:: THE PROBLEM ::
Examine the entries and show every line in which the word "buttons" is found.
_ _ _ _
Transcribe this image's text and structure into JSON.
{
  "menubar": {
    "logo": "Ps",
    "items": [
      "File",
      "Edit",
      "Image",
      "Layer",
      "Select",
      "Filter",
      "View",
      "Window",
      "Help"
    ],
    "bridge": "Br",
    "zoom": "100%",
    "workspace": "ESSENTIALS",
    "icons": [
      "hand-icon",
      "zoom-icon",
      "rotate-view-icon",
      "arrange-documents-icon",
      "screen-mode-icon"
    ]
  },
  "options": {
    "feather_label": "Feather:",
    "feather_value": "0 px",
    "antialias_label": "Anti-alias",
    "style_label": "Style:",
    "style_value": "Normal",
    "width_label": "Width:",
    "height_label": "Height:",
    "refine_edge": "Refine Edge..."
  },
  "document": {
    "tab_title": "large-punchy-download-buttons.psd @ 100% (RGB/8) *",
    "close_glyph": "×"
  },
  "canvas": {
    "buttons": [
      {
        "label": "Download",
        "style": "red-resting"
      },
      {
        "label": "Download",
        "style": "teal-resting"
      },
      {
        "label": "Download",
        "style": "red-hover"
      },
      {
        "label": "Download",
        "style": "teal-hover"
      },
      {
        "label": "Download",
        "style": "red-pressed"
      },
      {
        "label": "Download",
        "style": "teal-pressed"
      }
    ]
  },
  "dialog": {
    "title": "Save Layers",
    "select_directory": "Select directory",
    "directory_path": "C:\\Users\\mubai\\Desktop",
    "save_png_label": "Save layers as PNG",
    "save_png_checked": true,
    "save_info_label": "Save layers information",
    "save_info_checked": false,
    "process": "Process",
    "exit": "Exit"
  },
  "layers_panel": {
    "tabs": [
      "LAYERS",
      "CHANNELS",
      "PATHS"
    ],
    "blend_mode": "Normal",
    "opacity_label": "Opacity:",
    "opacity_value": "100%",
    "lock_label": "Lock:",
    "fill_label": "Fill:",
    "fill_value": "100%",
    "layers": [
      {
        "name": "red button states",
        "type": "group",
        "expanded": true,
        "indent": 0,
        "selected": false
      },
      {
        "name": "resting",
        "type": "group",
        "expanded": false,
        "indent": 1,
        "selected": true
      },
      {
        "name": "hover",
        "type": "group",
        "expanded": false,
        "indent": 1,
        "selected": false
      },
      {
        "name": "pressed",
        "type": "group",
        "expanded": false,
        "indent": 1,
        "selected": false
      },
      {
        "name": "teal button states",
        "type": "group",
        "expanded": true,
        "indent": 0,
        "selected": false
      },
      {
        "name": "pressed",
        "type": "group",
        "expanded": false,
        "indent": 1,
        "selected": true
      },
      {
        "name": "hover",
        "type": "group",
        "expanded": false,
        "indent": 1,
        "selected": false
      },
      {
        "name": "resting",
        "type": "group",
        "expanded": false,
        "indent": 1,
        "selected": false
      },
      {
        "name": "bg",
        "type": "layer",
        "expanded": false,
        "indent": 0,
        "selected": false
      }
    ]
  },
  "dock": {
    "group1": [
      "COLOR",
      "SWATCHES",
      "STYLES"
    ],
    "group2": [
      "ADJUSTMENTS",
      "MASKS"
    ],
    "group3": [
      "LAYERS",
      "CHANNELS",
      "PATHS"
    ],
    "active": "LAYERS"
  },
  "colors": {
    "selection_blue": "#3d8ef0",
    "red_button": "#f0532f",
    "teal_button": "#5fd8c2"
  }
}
_ _ _ _
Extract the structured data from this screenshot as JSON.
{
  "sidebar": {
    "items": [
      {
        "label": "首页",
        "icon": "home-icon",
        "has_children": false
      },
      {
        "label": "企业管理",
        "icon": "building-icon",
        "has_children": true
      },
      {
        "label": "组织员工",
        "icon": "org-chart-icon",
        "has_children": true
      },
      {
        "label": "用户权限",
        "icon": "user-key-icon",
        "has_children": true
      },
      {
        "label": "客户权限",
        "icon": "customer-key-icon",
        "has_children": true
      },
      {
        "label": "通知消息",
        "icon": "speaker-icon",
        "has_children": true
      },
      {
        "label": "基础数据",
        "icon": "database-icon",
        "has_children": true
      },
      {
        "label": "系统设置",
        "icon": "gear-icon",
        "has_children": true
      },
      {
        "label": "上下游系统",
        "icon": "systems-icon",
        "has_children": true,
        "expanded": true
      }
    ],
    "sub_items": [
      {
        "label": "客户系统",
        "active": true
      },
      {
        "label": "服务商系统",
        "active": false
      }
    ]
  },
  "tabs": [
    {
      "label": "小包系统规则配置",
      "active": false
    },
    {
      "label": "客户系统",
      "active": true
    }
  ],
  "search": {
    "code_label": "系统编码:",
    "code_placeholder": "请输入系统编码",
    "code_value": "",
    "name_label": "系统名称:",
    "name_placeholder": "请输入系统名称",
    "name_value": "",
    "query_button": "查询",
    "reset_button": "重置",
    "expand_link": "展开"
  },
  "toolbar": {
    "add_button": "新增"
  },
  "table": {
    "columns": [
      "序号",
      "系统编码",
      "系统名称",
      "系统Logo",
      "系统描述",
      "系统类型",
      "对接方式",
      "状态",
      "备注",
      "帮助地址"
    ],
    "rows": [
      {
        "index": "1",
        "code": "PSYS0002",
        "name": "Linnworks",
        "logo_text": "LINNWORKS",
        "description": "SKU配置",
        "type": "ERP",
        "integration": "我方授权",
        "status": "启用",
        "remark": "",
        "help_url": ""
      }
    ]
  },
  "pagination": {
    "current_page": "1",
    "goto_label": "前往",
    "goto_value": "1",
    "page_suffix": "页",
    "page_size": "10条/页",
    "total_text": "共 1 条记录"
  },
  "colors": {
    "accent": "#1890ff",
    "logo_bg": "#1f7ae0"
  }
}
_ _ _ _
:: TASK SOLUTION ::
    "tab_title": "large-punchy-download-buttons.psd @ 100% (RGB/8) *",
    "buttons": [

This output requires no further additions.